Neri de Paula Carneiro.

Mestre em educação, filósofo, teólogo, historiador

Outros escritos do autor:

Filosofia, História, Religião: https://www.webartigos.com/index.php/autores/npcarneiro;

Literatura: https://www.recantodasletras.com.br/autores/neripcarneiro.

sábado, dezembro 02, 2023

Advento: a vinda e o retorno






A Igreja é sábia. Disso não há dúvidas.

Por esse motivo assimilou dos pagãos a celebração da luz e a identificou com a celebração do nascimento de Jesus, o Sol que a todos ilumina. E assim nasce a celebração do Natal.

O mesmo se pode dizer do advento.

Vários povos pagãos, quando estavam para receber uma autoridade, durante vários dias organizavam a cidade para a festa da chegada. E então ocorria uma recepção festiva para dizer que essa autoridade, seu rei, era uma pessoa querida, bem vista e esperada na cidade.

Observando isso, a Igreja assimilou o modelo e instituiu um período de preparação para o Natal: o Rei dos reis; Sol que nasceu para todos os povos; o Emanoel que não nos abandona.

Em algum lugar, perdido na história, alguém teve a ideia de aproveitar esses costumes pagãos para celebrar o Deus da vida. Foi para celebrar o nascimento de Jesus que nasceu o Advento.

Entretanto, somente a partir do século cinco é que essa prática se popularizou a partir da região que hoje é a Espanha e a França. E nasceu como um tempo de jejum e abstinência pelos quais os catecúmenos se preparavam para o batismo, realizado nas celebrações natalinas.

Alguns séculos depois a Igreja de Roma acrescenta o caráter escatológico. Ou seja, o advento não só prepara para a vinda do Jesus menino, como é um convite para que o cristão faça sua revisão de vida, olhando para o encontro escatológico com Cristo, que virá no fim dos tempos.

Portanto, ao celebrar o advento temos estas duas perspectivas: a festa do Natal, quando Deus vem ao nosso encontro, para nos ensinar os caminhos da solidariedade, da fraternidade na forma do mandamento do amor; além disso, nos convida a nos mantermos em clima de espera para o feliz dia do retorno glorioso do Senhor, no fim dos tempos. Ou seja, o advento tem uma dimensão cotidiana e histórica e um olhar escatológico, aguardando o fim da história.

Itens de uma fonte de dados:
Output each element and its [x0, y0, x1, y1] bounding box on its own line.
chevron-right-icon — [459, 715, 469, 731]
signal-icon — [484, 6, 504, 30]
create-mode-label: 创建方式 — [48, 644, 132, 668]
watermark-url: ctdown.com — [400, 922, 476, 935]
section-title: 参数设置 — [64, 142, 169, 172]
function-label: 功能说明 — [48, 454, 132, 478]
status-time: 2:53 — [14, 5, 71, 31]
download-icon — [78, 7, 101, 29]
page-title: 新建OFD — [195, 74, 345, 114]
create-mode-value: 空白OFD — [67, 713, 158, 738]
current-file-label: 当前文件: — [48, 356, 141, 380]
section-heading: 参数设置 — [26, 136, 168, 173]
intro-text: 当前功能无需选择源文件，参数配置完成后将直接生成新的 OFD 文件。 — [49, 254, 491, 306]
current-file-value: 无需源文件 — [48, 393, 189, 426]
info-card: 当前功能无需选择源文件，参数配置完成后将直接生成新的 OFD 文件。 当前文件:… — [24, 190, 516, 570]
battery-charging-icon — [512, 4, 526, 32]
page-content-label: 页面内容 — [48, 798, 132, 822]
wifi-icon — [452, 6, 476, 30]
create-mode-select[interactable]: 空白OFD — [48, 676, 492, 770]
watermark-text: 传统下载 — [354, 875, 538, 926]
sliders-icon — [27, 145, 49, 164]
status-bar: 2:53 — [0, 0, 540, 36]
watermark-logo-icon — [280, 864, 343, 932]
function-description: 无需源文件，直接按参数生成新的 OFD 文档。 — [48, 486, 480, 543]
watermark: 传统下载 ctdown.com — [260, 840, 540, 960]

**Tarefas:**
1. Traduza para o inglês a seguinte frase do texto sobre o Advento: "Foi para celebrar o nascimento de Jesus que nasceu o Advento."
2. Responda com base no texto sobre o Advento:
(a) De quem a Igreja assimilou a celebração da luz?
(b) A partir de que século a prática do Advento se popularizou?
(c) Que caráter a Igreja de Roma acrescentou ao Advento alguns séculos depois?
3. Escreva a continuação do texto sobre o Advento depois da sua última frase.

**Resultados das tarefas:**
1. It was to celebrate the birth of Jesus that Advent was born.

2.
(a) Dos pagãos.
(b) A partir do século cinco.
(c) O caráter escatológico.

3.
A sabedoria da Igreja inseriu o advento na liturgia como uma das formas do diálogo de Deus com sua Igreja peregrina. Por isso o tempo de advento corresponde ao início do ano litúrgico. Ou seja, diferentemente do ano civil, o ano litúrgico começa com o primeiro domingo do advento e se encerra com a celebração do Natal do Senhor

O calendário litúrgico organiza o tempo de advento em quatro domingos que antecedem o Natal. E isso por um motivo simples: é no advento que se inicia todo o mistério da salvação. O povo se prepara para receber o Deus supremo que se apresenta como um menino, na celebração do Natal; depois, ao longo do ano, Deus caminha lado a lado conosco no tempo comum até consumar seu ato salvador no sacrifício do mistério pascal.

Tudo isso para nos dizer que a liturgia quer nos ensinar algo muito importante: a encarnação é o primeiro passo da ressurreição.

Durante as quatro semanas do advento, a liturgia nos convida a uma revisão de vida a partir de alguns personagens: os apelos de Isaías que chamam nossa atenção para a necessidade de conversão e o conforto oferecido pelo Senhor. Também recebemos um convite para a revisão de vida feito por João Batista que nos orienta a preparar as veredas, os caminhos do Senhor. Com um carinho muito especial somos convidados a olhar o mistério da encarnação seguindo o exemplo de Maria que se apresenta como a serva do Senhor, aquela que guardava tudo em seu coração. Outro personagem é José em cuja postura somos convidados a olhar um personagem singelo e discreto, mas foi quem deu amparo a Maria para que tivesse condições de gerar o Filho de Deus.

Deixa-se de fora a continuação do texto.